Below is a block of records; repeat each one exactly.

────────────────────────────────────────

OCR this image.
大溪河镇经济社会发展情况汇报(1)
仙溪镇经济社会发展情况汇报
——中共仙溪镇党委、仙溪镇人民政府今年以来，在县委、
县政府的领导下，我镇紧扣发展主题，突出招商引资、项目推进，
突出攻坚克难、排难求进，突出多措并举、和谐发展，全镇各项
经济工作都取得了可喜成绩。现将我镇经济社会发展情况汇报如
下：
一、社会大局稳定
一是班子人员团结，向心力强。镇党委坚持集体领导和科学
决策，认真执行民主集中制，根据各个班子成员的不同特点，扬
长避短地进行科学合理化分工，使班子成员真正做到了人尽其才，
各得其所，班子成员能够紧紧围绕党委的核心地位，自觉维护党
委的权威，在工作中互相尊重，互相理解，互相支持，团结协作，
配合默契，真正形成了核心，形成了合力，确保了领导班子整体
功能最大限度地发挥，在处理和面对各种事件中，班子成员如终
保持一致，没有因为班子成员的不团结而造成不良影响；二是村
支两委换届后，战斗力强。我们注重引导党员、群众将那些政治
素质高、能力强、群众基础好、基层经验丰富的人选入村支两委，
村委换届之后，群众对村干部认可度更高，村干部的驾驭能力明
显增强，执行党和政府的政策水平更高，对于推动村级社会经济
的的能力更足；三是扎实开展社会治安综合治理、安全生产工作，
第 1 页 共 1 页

────────────────────────────────────────

◆ WRITTEN REPLY:
OCR this image.
大溪河镇经济社会发展情况汇报(1)
仙溪镇经济社会发展情况汇报
——中共仙溪镇党委、仙溪镇人民政府今年以来，在县委、
县政府的领导下，我镇紧扣发展主题，突出招商引资、项目推进，
突出攻坚克难、排难求进，突出多措并举、和谐发展，全镇各项
经济工作都取得了可喜成绩。现将我镇经济社会发展情况汇报如
下：
一、社会大局稳定
一是班子人员团结，向心力强。镇党委坚持集体领导和科学
决策，认真执行民主集中制，根据各个班子成员的不同特点，扬
长避短地进行科学合理化分工，使班子成员真正做到了人尽其才，
各得其所，班子成员能够紧紧围绕党委的核心地位，自觉维护党
委的权威，在工作中互相尊重，互相理解，互相支持，团结协作，
配合默契，真正形成了核心，形成了合力，确保了领导班子整体
功能最大限度地发挥，在处理和面对各种事件中，班子成员如终
保持一致，没有因为班子成员的不团结而造成不良影响；二是村
支两委换届后，战斗力强。我们注重引导党员、群众将那些政治
素质高、能力强、群众基础好、基层经验丰富的人选入村支两委，
村委换届之后，群众对村干部认可度更高，村干部的驾驭能力明
显增强，执行党和政府的政策水平更高，对于推动村级社会经济
的的能力更足；三是扎实开展社会治安综合治理、安全生产工作，
第 1 页 共 1 页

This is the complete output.